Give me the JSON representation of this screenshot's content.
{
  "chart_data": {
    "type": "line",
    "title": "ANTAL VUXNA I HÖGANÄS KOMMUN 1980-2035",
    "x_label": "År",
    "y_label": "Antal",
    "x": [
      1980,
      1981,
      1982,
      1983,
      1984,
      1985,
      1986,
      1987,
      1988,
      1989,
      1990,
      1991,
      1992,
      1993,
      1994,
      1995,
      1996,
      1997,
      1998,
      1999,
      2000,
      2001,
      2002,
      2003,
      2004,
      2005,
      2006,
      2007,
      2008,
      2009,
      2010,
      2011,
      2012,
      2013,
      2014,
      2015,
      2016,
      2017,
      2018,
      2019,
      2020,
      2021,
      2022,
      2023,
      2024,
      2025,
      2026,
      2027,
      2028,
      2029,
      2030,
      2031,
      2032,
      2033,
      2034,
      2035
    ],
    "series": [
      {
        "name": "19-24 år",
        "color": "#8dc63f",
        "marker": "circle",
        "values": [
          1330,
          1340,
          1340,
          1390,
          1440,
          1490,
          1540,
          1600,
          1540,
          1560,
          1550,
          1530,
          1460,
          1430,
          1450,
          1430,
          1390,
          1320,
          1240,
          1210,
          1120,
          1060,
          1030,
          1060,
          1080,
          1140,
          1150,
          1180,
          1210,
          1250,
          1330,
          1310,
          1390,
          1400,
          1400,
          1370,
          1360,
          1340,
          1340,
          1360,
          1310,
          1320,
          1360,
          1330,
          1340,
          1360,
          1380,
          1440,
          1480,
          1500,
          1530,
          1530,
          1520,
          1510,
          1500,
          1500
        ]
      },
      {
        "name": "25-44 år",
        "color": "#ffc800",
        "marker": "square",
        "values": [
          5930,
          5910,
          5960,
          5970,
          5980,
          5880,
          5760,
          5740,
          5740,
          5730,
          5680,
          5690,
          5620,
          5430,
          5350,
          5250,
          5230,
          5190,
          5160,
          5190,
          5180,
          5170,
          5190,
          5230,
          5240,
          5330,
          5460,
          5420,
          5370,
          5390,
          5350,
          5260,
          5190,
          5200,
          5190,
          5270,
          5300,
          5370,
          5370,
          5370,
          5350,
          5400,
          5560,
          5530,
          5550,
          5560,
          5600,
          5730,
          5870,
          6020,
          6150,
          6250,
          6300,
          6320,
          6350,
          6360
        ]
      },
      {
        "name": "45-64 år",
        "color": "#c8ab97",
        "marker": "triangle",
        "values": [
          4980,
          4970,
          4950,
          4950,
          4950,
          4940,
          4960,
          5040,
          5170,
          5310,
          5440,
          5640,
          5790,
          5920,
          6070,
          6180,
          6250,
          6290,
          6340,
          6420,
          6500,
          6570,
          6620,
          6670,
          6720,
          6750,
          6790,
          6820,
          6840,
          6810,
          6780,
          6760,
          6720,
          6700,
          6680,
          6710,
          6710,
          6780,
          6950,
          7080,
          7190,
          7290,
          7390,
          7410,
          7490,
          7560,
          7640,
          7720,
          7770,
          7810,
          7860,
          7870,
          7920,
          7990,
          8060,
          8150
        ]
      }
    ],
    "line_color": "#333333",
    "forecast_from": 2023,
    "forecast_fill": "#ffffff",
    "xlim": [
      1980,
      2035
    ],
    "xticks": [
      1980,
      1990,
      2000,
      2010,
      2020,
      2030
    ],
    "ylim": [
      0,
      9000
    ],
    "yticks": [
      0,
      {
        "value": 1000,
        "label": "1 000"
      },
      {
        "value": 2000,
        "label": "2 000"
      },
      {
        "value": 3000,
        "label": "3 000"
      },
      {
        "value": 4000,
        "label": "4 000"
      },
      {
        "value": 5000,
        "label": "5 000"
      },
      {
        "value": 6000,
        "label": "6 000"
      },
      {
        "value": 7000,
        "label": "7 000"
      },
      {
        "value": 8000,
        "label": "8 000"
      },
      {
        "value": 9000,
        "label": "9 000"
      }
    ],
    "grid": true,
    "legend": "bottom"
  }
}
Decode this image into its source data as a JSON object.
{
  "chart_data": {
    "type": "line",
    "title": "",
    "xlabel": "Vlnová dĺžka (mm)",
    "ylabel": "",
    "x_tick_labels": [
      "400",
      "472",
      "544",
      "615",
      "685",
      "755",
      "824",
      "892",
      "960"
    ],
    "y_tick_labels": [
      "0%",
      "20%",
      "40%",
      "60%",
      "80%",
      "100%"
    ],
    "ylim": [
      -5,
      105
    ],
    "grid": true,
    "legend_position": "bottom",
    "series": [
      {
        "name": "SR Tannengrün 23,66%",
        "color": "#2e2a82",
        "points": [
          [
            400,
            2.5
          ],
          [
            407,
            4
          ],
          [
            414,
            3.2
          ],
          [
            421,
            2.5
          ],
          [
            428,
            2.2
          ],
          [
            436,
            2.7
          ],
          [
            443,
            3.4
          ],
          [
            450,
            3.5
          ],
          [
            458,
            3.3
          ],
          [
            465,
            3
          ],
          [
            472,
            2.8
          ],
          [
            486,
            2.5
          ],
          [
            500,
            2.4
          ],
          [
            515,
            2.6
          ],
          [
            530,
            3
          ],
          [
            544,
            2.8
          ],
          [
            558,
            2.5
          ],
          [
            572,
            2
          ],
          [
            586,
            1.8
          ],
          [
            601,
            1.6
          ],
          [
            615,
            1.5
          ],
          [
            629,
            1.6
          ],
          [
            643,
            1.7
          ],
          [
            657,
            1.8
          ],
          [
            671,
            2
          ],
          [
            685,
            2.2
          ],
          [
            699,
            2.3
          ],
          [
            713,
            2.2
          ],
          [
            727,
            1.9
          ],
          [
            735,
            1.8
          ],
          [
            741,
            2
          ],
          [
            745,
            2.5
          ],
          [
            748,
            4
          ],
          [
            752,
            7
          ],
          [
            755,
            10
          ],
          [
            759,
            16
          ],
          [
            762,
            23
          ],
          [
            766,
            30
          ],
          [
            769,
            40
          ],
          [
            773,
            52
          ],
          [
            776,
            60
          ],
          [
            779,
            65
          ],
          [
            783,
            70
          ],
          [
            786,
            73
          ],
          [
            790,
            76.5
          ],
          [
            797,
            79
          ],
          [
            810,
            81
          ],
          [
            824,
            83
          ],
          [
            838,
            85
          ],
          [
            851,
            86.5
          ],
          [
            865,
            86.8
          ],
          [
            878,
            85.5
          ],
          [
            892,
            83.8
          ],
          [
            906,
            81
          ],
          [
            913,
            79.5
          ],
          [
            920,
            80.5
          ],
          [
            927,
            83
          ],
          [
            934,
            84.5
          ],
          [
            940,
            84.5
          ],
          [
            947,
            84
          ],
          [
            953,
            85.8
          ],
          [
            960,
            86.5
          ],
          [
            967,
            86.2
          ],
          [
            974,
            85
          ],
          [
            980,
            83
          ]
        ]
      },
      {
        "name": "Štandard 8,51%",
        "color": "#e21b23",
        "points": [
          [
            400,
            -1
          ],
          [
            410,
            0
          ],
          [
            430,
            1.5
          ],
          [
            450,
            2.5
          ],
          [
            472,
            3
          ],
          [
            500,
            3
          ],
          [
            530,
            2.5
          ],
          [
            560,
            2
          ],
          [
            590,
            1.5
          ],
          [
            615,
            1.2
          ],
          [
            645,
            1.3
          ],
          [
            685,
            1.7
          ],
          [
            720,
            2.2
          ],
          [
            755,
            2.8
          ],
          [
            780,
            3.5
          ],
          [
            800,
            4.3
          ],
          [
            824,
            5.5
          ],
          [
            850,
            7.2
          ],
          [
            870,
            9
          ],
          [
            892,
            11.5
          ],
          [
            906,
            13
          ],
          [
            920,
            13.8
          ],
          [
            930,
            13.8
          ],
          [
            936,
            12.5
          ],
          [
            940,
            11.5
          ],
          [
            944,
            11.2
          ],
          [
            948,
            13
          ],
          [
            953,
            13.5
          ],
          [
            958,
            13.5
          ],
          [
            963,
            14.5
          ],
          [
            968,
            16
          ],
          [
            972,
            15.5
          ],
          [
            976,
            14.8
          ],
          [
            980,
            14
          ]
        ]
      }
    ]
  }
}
• • • •
Check each line in the listing above for the string "title", then report how many lines contain it, with no other text.

2